▶ _Task requirements_:
Please retype the data in full and exactly; the pictures are not part of the copy.

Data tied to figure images
- - - - - - -

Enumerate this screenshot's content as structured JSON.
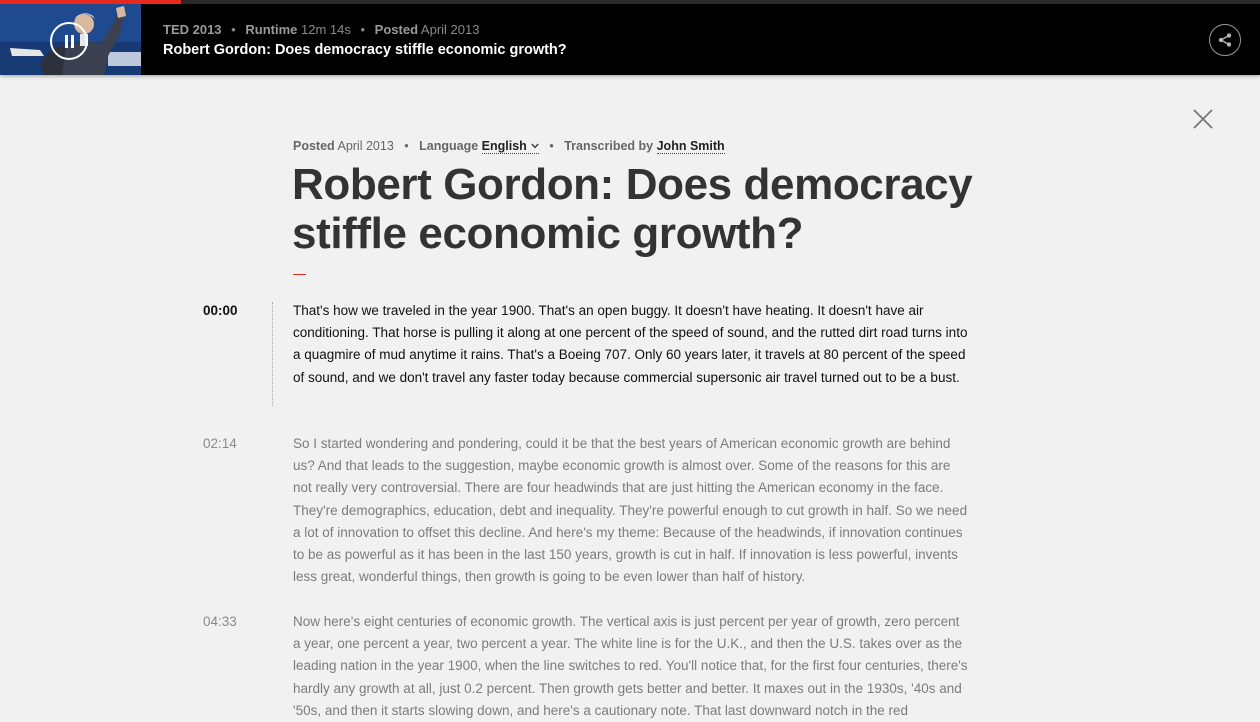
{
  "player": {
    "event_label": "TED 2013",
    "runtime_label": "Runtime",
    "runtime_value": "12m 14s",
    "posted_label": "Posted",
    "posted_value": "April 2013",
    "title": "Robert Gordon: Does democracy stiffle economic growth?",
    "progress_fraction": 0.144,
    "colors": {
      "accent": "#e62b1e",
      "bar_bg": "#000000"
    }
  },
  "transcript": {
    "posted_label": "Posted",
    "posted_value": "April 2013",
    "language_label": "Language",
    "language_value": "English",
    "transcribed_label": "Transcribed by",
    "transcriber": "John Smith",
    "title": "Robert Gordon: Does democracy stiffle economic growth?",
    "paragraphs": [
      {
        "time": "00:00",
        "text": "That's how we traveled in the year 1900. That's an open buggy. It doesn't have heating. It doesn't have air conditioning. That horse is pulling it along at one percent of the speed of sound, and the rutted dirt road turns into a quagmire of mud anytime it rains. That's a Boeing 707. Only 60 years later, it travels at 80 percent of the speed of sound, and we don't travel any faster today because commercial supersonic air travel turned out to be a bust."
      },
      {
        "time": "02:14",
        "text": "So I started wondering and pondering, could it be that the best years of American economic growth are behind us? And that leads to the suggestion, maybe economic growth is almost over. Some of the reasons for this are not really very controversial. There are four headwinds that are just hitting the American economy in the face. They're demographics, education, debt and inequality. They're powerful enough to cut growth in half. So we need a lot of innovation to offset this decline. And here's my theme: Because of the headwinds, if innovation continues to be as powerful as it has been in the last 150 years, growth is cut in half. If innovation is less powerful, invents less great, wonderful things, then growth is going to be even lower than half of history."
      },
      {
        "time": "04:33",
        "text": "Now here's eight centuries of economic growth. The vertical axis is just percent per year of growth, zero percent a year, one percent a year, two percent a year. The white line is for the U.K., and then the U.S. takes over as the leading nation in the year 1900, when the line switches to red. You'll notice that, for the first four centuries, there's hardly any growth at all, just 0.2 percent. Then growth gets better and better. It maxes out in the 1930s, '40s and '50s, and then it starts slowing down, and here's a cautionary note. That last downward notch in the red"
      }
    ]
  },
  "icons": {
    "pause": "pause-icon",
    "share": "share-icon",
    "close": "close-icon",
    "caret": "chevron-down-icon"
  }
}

- - - - - - -

▶ _Task result_:
Enumerate this screenshot's content as structured JSON.
{
  "player": {
    "event_label": "TED 2013",
    "runtime_label": "Runtime",
    "runtime_value": "12m 14s",
    "posted_label": "Posted",
    "posted_value": "April 2013",
    "title": "Robert Gordon: Does democracy stiffle economic growth?",
    "progress_fraction": 0.144,
    "colors": {
      "accent": "#e62b1e",
      "bar_bg": "#000000"
    }
  },
  "transcript": {
    "posted_label": "Posted",
    "posted_value": "April 2013",
    "language_label": "Language",
    "language_value": "English",
    "transcribed_label": "Transcribed by",
    "transcriber": "John Smith",
    "title": "Robert Gordon: Does democracy stiffle economic growth?",
    "paragraphs": [
      {
        "time": "00:00",
        "text": "That's how we traveled in the year 1900. That's an open buggy. It doesn't have heating. It doesn't have air conditioning. That horse is pulling it along at one percent of the speed of sound, and the rutted dirt road turns into a quagmire of mud anytime it rains. That's a Boeing 707. Only 60 years later, it travels at 80 percent of the speed of sound, and we don't travel any faster today because commercial supersonic air travel turned out to be a bust."
      },
      {
        "time": "02:14",
        "text": "So I started wondering and pondering, could it be that the best years of American economic growth are behind us? And that leads to the suggestion, maybe economic growth is almost over. Some of the reasons for this are not really very controversial. There are four headwinds that are just hitting the American economy in the face. They're demographics, education, debt and inequality. They're powerful enough to cut growth in half. So we need a lot of innovation to offset this decline. And here's my theme: Because of the headwinds, if innovation continues to be as powerful as it has been in the last 150 years, growth is cut in half. If innovation is less powerful, invents less great, wonderful things, then growth is going to be even lower than half of history."
      },
      {
        "time": "04:33",
        "text": "Now here's eight centuries of economic growth. The vertical axis is just percent per year of growth, zero percent a year, one percent a year, two percent a year. The white line is for the U.K., and then the U.S. takes over as the leading nation in the year 1900, when the line switches to red. You'll notice that, for the first four centuries, there's hardly any growth at all, just 0.2 percent. Then growth gets better and better. It maxes out in the 1930s, '40s and '50s, and then it starts slowing down, and here's a cautionary note. That last downward notch in the red"
      }
    ]
  },
  "icons": {
    "pause": "pause-icon",
    "share": "share-icon",
    "close": "close-icon",
    "caret": "chevron-down-icon"
  }
}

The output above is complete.